[Collected data entries]
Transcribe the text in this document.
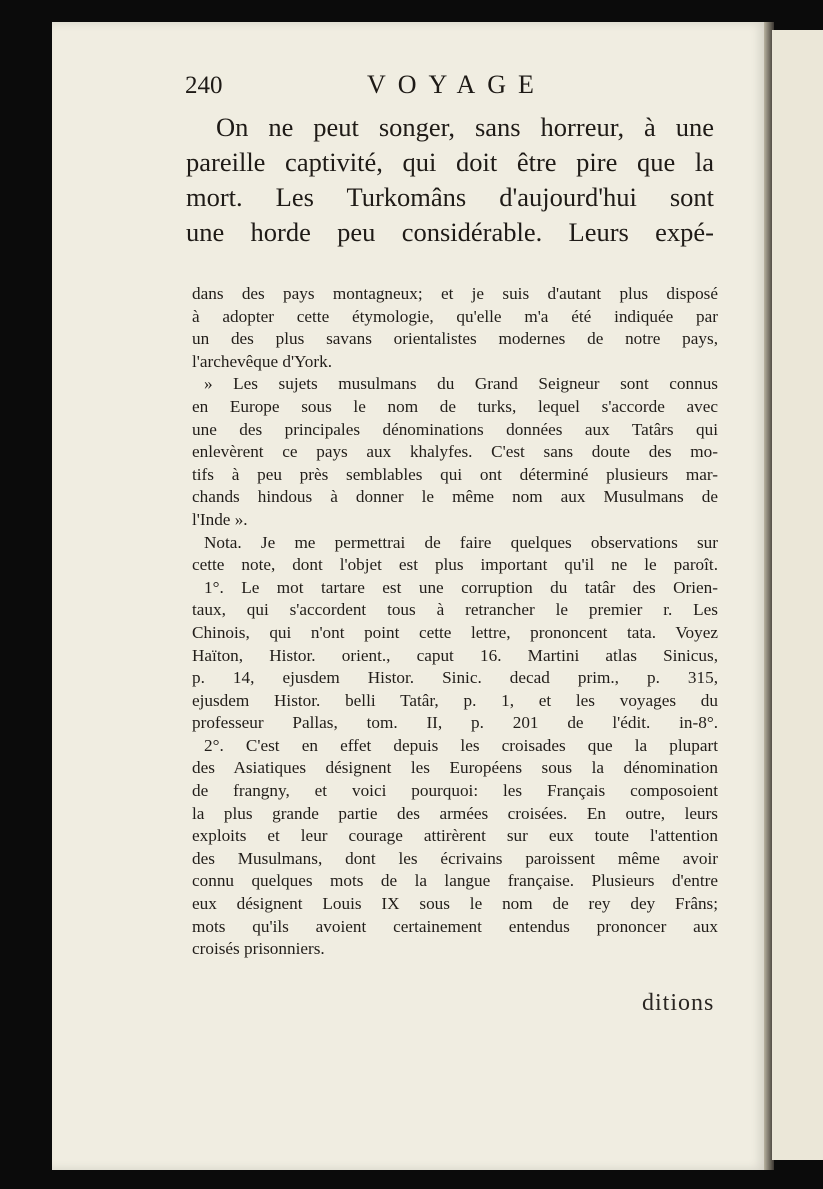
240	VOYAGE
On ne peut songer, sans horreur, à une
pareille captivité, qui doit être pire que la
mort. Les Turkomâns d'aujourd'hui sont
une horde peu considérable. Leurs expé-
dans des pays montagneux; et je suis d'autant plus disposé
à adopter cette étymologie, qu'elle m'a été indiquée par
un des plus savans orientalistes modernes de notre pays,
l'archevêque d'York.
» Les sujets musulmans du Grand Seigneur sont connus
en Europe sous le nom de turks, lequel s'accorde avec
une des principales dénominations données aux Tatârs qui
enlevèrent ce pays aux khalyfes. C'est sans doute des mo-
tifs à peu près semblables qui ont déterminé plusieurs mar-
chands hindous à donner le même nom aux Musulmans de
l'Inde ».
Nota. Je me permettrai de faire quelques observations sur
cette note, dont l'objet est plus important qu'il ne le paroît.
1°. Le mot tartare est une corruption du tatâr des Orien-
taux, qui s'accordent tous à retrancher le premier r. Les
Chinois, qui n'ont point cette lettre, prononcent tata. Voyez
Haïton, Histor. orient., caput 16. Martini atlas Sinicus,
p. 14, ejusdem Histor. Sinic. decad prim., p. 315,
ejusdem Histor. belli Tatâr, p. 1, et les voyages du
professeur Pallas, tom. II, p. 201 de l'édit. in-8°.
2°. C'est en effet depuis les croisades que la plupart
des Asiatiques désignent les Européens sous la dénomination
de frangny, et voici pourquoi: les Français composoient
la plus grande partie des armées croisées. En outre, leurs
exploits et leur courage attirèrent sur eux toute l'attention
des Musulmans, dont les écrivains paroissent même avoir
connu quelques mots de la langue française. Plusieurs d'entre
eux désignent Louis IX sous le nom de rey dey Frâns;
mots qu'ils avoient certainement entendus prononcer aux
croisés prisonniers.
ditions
* * *
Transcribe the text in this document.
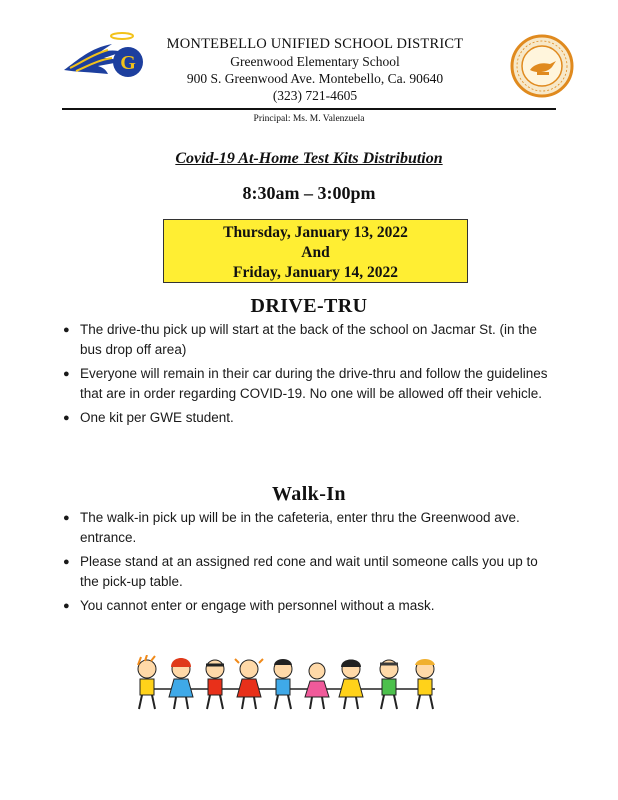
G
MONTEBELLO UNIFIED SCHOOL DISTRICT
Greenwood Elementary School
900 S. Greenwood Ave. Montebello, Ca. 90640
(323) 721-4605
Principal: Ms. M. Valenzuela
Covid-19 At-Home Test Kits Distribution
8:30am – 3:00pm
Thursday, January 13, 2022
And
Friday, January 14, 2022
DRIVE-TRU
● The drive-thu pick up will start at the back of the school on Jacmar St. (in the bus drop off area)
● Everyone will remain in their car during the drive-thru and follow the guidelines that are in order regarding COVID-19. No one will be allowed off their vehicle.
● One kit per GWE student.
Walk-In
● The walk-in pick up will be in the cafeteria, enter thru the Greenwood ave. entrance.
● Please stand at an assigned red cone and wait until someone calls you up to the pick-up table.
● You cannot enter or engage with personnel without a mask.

▸ WHAT TO PRODUCE:
Pull out and copy each line containing the string "thru".

▸ RESULT FOR THIS TASK:
● Everyone will remain in their car during the drive-thru and follow the guidelines that are in order regarding COVID-19. No one will be allowed off their vehicle.
● The walk-in pick up will be in the cafeteria, enter thru the Greenwood ave. entrance.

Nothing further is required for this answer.